What is expected: Give the listing again exactly, omitting its images.

Working data:

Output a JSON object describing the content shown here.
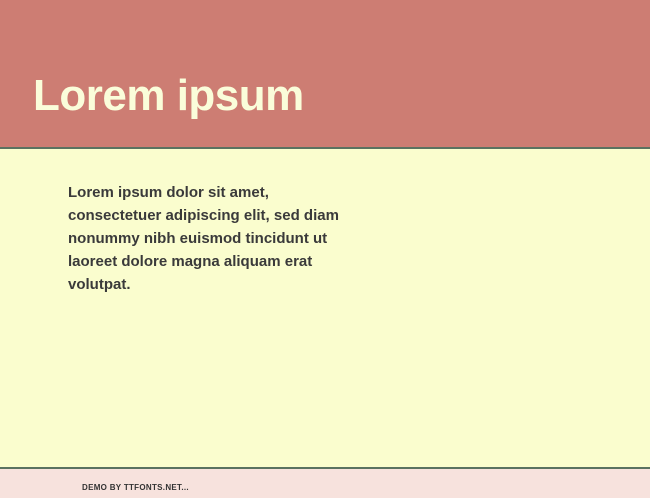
{
  "header": {
    "title": "Lorem ipsum"
  },
  "content": {
    "body_text": "Lorem ipsum dolor sit amet, consectetuer adipiscing elit, sed diam nonummy nibh euismod tincidunt ut laoreet dolore magna aliquam erat volutpat."
  },
  "footer": {
    "text": "DEMO BY TTFONTS.NET..."
  }
}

Written answer:
Output a JSON object describing the content shown here.
{
  "header": {
    "title": "Lorem ipsum"
  },
  "content": {
    "body_text": "Lorem ipsum dolor sit amet, consectetuer adipiscing elit, sed diam nonummy nibh euismod tincidunt ut laoreet dolore magna aliquam erat volutpat."
  },
  "footer": {
    "text": "DEMO BY TTFONTS.NET..."
  }
}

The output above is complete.